▶ **WHAT THE TASK REQUIRES**
Pull out every line below that holds the word "países".

── SOURCE MATERIAL

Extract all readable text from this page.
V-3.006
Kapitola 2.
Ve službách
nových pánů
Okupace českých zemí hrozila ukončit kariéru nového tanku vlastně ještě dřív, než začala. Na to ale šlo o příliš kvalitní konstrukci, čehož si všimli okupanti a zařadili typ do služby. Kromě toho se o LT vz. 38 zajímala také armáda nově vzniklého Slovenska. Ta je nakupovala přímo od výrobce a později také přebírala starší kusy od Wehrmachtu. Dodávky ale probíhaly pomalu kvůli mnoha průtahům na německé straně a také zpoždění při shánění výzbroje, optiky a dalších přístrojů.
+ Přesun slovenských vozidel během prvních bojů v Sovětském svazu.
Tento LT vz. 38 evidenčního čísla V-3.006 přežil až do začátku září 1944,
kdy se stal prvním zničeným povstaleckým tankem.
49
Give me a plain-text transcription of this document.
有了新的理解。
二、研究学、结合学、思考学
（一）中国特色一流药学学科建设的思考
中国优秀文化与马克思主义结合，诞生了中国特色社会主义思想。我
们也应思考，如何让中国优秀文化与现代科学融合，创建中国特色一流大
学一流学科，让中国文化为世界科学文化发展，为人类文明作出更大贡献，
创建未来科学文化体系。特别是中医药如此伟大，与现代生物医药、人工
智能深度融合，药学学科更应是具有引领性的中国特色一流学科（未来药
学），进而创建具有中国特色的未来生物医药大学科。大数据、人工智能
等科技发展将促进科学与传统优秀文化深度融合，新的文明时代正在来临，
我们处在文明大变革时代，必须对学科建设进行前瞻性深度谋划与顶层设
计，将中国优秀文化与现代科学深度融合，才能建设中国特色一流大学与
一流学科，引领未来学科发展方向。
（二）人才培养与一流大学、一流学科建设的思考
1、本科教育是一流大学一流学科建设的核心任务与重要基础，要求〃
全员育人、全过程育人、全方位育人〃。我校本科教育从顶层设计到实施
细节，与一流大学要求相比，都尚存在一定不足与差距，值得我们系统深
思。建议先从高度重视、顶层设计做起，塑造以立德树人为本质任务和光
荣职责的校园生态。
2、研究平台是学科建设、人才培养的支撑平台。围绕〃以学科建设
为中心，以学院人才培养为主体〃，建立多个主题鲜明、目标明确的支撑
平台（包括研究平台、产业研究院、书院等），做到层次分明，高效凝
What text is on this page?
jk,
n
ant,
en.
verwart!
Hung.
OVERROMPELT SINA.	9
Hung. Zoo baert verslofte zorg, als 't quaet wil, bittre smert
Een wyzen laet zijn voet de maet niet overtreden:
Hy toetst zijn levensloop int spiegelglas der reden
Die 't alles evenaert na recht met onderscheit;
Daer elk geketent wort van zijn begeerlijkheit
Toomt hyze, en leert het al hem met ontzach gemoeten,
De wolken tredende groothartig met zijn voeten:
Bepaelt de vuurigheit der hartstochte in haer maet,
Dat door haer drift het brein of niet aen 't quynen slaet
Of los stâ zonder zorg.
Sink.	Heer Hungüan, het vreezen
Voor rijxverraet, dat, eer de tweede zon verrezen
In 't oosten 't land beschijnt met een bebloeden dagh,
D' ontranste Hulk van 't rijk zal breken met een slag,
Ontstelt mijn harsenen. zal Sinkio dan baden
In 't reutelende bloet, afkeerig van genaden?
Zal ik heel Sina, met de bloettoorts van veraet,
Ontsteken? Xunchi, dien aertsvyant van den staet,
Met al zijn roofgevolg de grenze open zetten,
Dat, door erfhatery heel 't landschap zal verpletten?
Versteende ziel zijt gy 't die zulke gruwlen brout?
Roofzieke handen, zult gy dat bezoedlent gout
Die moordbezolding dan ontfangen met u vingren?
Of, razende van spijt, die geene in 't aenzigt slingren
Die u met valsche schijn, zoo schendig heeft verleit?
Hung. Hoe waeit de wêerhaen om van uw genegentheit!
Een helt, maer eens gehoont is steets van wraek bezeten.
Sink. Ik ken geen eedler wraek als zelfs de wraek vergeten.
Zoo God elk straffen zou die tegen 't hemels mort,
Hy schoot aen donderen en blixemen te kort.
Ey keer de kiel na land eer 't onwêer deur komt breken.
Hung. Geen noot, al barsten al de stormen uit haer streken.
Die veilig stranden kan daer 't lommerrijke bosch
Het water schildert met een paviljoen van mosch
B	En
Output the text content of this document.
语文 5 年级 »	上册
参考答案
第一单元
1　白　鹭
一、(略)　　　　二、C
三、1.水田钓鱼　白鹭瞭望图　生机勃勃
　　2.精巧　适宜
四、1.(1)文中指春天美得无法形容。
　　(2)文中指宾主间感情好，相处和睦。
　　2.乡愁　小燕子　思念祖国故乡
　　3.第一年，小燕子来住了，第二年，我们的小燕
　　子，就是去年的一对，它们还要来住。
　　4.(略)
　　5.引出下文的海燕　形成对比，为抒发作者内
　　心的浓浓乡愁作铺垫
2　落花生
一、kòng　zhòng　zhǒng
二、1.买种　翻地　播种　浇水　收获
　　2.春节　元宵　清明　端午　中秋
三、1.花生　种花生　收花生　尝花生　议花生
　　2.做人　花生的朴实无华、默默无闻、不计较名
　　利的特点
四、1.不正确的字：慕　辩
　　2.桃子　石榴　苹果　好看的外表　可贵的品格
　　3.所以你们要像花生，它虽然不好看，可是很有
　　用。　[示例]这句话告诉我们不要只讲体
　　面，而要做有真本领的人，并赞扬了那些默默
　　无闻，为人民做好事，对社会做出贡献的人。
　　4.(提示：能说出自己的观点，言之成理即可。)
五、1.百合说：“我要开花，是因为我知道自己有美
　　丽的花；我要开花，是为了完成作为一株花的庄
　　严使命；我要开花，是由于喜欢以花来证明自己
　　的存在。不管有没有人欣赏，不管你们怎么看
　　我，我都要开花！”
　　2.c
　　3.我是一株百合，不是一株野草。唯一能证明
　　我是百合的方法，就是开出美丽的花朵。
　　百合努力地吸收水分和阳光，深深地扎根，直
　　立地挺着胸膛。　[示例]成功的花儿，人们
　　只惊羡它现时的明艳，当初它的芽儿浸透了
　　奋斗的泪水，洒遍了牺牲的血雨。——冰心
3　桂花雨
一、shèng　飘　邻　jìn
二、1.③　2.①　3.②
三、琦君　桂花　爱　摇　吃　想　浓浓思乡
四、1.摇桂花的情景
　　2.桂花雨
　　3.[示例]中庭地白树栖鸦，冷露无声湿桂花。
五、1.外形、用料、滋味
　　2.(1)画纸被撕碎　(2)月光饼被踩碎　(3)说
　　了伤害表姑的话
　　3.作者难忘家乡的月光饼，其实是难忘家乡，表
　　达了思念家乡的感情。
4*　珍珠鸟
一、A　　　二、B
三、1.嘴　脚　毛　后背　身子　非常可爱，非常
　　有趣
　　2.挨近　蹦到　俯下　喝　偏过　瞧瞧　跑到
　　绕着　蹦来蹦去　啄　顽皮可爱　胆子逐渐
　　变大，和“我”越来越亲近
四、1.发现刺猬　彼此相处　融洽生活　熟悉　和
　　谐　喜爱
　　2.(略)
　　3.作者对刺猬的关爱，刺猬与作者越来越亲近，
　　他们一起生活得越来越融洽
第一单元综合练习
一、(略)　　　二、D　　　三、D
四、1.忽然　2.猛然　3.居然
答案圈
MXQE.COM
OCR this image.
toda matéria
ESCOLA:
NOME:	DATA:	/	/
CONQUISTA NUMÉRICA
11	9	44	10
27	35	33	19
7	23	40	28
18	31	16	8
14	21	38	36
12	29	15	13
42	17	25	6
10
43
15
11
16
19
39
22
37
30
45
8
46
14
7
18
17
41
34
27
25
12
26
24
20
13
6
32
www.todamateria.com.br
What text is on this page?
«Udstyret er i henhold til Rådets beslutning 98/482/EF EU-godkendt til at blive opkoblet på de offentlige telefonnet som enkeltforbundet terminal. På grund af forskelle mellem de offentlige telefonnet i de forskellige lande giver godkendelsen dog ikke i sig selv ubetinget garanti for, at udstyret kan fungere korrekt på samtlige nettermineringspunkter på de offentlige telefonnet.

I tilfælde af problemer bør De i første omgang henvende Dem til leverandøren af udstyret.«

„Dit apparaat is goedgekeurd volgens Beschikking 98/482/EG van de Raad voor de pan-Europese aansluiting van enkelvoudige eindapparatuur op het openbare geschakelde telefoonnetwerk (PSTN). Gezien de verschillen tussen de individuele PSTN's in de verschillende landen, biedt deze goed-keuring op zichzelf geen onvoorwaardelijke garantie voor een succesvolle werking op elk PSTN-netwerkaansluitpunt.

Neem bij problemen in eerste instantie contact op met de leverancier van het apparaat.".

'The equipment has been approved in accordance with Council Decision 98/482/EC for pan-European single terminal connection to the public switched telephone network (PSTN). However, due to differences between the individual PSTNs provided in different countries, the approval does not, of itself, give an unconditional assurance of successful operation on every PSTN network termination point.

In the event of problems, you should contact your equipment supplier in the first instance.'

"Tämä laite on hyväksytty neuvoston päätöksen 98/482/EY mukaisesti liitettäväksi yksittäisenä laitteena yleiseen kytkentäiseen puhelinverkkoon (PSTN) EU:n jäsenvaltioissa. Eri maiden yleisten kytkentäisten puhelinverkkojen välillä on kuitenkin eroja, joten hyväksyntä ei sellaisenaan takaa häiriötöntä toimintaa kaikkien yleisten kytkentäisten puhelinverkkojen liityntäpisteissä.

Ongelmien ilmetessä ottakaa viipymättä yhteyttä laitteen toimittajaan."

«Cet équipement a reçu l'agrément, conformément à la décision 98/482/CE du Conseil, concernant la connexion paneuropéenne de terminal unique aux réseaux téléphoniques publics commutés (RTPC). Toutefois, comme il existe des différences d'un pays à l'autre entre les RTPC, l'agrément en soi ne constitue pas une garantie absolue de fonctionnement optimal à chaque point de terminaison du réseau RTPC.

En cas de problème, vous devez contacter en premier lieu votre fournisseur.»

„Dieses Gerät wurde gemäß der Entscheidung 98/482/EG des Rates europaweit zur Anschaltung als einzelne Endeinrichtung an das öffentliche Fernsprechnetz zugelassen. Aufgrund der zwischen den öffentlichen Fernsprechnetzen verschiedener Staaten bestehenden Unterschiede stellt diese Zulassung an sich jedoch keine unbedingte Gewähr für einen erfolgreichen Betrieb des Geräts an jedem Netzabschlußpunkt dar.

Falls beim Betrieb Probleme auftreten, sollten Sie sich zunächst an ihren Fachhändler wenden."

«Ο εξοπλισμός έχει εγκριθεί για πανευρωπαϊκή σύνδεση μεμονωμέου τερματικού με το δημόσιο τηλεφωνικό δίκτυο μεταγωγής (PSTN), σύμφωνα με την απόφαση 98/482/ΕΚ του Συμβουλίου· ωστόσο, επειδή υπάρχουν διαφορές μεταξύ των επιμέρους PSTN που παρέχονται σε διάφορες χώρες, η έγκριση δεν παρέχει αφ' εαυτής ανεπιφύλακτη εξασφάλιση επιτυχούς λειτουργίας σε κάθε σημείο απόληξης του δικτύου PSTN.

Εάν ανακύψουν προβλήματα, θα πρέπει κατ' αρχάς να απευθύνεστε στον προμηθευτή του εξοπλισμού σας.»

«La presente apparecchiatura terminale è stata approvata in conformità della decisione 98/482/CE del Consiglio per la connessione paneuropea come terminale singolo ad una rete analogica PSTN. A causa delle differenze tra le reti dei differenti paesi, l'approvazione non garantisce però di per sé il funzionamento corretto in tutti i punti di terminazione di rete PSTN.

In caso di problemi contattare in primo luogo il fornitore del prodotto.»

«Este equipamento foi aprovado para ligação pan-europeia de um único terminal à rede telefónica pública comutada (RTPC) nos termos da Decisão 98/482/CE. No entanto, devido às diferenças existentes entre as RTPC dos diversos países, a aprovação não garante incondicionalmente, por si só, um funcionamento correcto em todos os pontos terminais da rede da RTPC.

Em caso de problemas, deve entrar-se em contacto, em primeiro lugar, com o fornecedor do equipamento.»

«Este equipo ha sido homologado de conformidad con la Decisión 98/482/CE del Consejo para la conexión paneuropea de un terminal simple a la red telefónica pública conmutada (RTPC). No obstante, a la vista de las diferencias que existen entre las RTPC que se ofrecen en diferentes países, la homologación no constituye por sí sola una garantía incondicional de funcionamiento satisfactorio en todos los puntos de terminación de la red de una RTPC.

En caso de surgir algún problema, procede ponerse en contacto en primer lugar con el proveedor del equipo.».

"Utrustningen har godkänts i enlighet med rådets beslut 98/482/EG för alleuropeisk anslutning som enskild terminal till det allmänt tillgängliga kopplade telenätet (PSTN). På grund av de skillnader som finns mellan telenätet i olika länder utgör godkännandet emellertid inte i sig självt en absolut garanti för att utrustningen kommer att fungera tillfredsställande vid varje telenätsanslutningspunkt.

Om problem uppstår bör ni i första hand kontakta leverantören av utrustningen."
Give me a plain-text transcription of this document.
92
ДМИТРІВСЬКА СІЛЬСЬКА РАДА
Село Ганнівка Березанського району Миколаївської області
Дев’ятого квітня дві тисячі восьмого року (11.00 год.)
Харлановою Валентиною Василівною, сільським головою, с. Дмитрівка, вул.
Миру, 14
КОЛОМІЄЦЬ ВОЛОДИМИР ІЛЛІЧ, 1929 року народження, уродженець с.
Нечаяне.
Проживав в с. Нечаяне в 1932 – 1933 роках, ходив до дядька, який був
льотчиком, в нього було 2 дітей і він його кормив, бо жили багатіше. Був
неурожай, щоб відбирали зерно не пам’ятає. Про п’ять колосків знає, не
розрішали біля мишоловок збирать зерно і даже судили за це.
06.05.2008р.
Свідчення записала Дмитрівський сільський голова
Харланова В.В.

────

▶ **REPLY**
«Este equipamento foi aprovado para ligação pan-europeia de um único terminal à rede telefónica pública comutada (RTPC) nos termos da Decisão 98/482/CE. No entanto, devido às diferenças existentes entre as RTPC dos diversos países, a aprovação não garante incondicionalmente, por si só, um funcionamento correcto em todos os pontos terminais da rede da RTPC.
«Este equipo ha sido homologado de conformidad con la Decisión 98/482/CE del Consejo para la conexión paneuropea de un terminal simple a la red telefónica pública conmutada (RTPC). No obstante, a la vista de las diferencias que existen entre las RTPC que se ofrecen en diferentes países, la homologación no constituye por sí sola una garantía incondicional de funcionamiento satisfactorio en todos los puntos de terminación de la red de una RTPC.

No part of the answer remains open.